## DIRECTIONS
Read the lines that follow and pick out every one containing the word "about".

____ DATA SHOWN

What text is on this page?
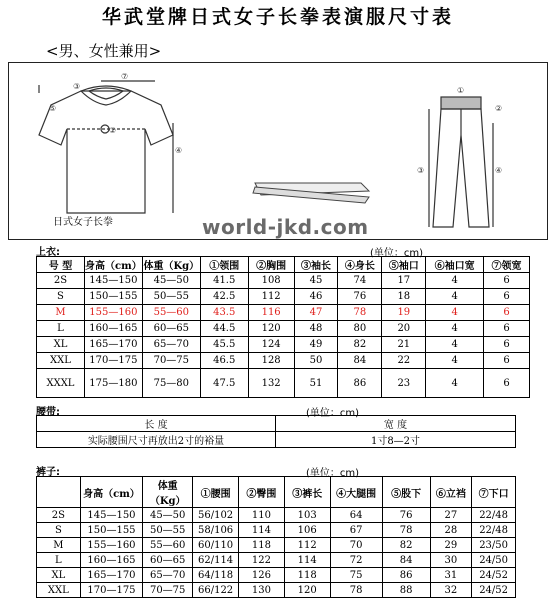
华武堂牌日式女子长拳表演服尺寸表
<男、女性兼用>
③
⑦
⑤
④
②
①
②
③	④
日式女子长拳	world-jkd.com
上衣:	(单位：cm)
号 型	身高（cm）	体重（Kg）	①领围	②胸围	③袖长	④身长	⑤袖口	⑥袖口宽	⑦领宽
2S	145—150	45—50	41.5	108	45	74	17	4	6
S	150—155	50—55	42.5	112	46	76	18	4	6
M	155—160	55—60	43.5	116	47	78	19	4	6
L	160—165	60—65	44.5	120	48	80	20	4	6
XL	165—170	65—70	45.5	124	49	82	21	4	6
XXL	170—175	70—75	46.5	128	50	84	22	4	6
XXXL	175—180	75—80	47.5	132	51	86	23	4	6
腰带:	(单位：cm)
长 度	宽 度
实际腰围尺寸再放出2寸的裕量	1寸8—2寸
裤子:	(单位：cm)
	身高（cm）	体重（Kg）	①腰围	②臀围	③裤长	④大腿围	⑤股下	⑥立裆	⑦下口
2S	145—150	45—50	56/102	110	103	64	76	27	22/48
S	150—155	50—55	58/106	114	106	67	78	28	22/48
M	155—160	55—60	60/110	118	112	70	82	29	23/50
L	160—165	60—65	62/114	122	114	72	84	30	24/50
XL	165—170	65—70	64/118	126	118	75	86	31	24/52
XXL	170—175	70—75	66/122	130	120	78	88	32	24/52
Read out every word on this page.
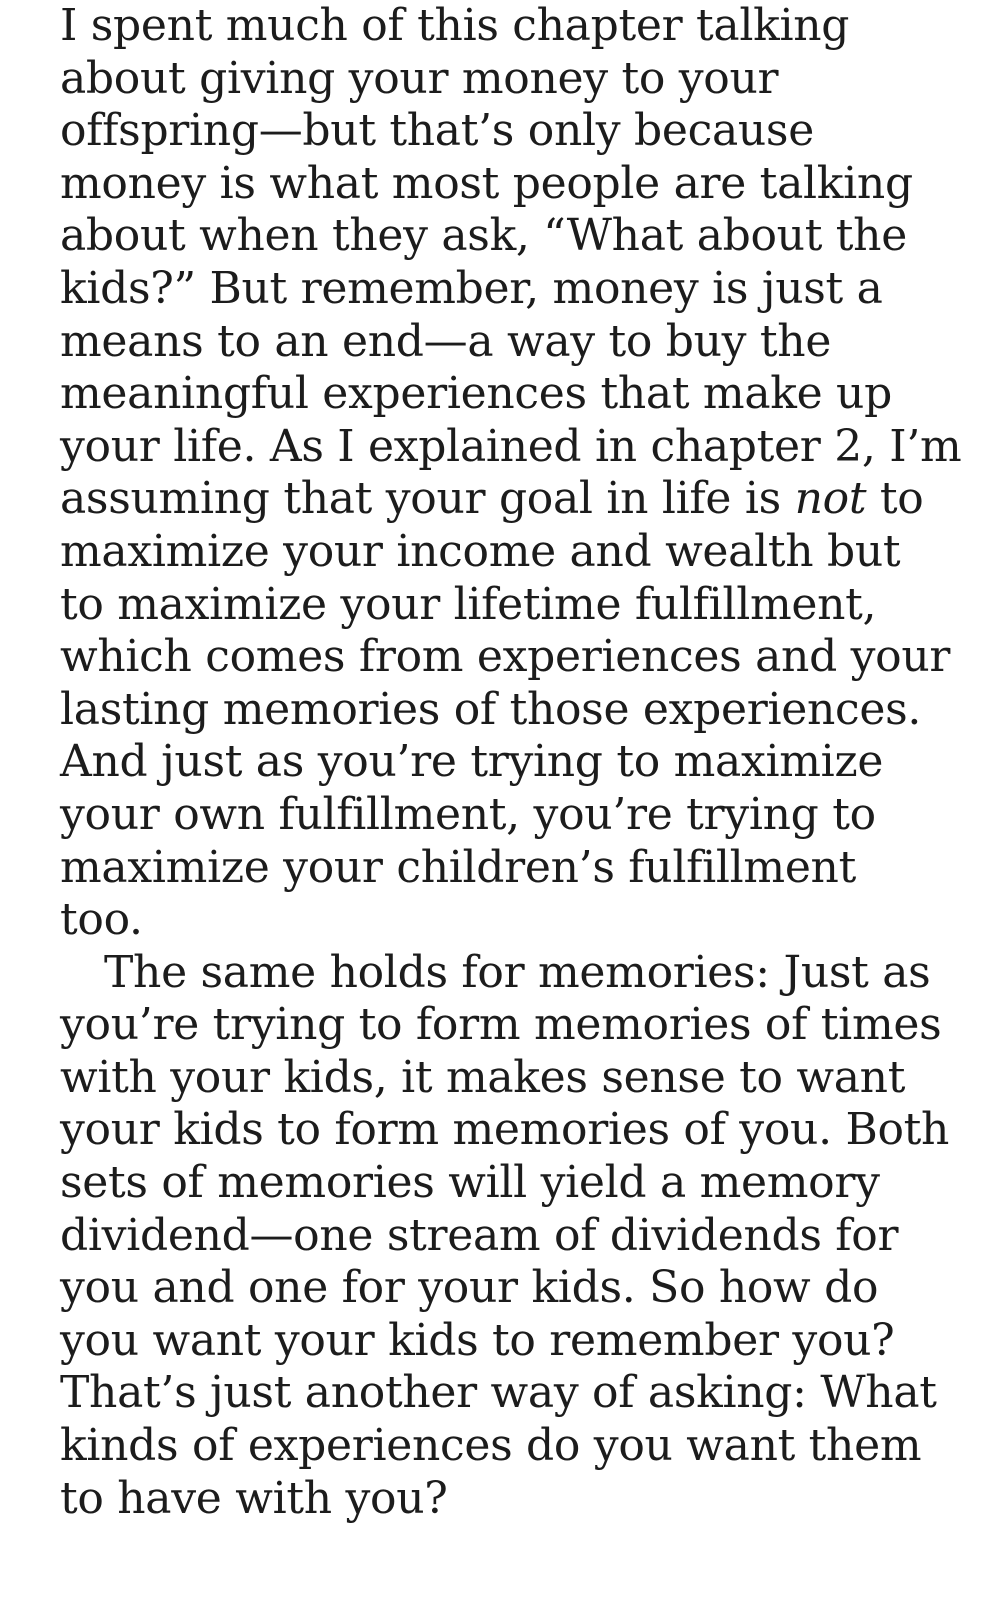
I spent much of this chapter talking
about giving your money to your
offspring—but that’s only because
money is what most people are talking
about when they ask, “What about the
kids?” But remember, money is just a
means to an end—a way to buy the
meaningful experiences that make up
your life. As I explained in chapter 2, I’m
assuming that your goal in life is not to
maximize your income and wealth but
to maximize your lifetime fulfillment,
which comes from experiences and your
lasting memories of those experiences.
And just as you’re trying to maximize
your own fulfillment, you’re trying to
maximize your children’s fulfillment
too.
The same holds for memories: Just as
you’re trying to form memories of times
with your kids, it makes sense to want
your kids to form memories of you. Both
sets of memories will yield a memory
dividend—one stream of dividends for
you and one for your kids. So how do
you want your kids to remember you?
That’s just another way of asking: What
kinds of experiences do you want them
to have with you?
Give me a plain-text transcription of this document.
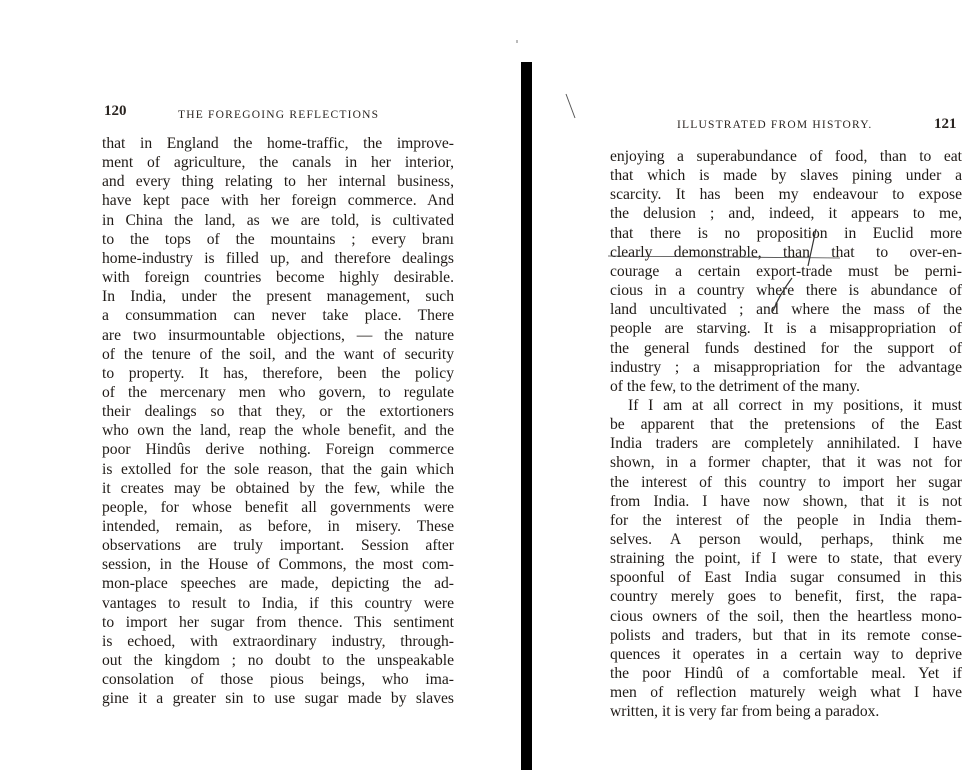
120	THE FOREGOING REFLECTIONS
that in England the home-traffic, the improve-
ment of agriculture, the canals in her interior,
and every thing relating to her internal business,
have kept pace with her foreign commerce. And
in China the land, as we are told, is cultivated
to the tops of the mountains ; every branı
home-industry is filled up, and therefore dealings
with foreign countries become highly desirable.
In India, under the present management, such
a consummation can never take place. There
are two insurmountable objections, — the nature
of the tenure of the soil, and the want of security
to property. It has, therefore, been the policy
of the mercenary men who govern, to regulate
their dealings so that they, or the extortioners
who own the land, reap the whole benefit, and the
poor Hindûs derive nothing. Foreign commerce
is extolled for the sole reason, that the gain which
it creates may be obtained by the few, while the
people, for whose benefit all governments were
intended, remain, as before, in misery. These
observations are truly important. Session after
session, in the House of Commons, the most com-
mon-place speeches are made, depicting the ad-
vantages to result to India, if this country were
to import her sugar from thence. This sentiment
is echoed, with extraordinary industry, through-
out the kingdom ; no doubt to the unspeakable
consolation of those pious beings, who ima-
gine it a greater sin to use sugar made by slaves
ILLUSTRATED FROM HISTORY.	121
enjoying a superabundance of food, than to eat
that which is made by slaves pining under a
scarcity. It has been my endeavour to expose
the delusion ; and, indeed, it appears to me,
that there is no proposition in Euclid more
clearly demonstrable, than that to over-en-
courage a certain export-trade must be perni-
cious in a country where there is abundance of
land uncultivated ; and where the mass of the
people are starving. It is a misappropriation of
the general funds destined for the support of
industry ; a misappropriation for the advantage
of the few, to the detriment of the many.
If I am at all correct in my positions, it must
be apparent that the pretensions of the East
India traders are completely annihilated. I have
shown, in a former chapter, that it was not for
the interest of this country to import her sugar
from India. I have now shown, that it is not
for the interest of the people in India them-
selves. A person would, perhaps, think me
straining the point, if I were to state, that every
spoonful of East India sugar consumed in this
country merely goes to benefit, first, the rapa-
cious owners of the soil, then the heartless mono-
polists and traders, but that in its remote conse-
quences it operates in a certain way to deprive
the poor Hindû of a comfortable meal. Yet if
men of reflection maturely weigh what I have
written, it is very far from being a paradox.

________

## OUTPUT
about giving your money to your
about when they ask, “What about the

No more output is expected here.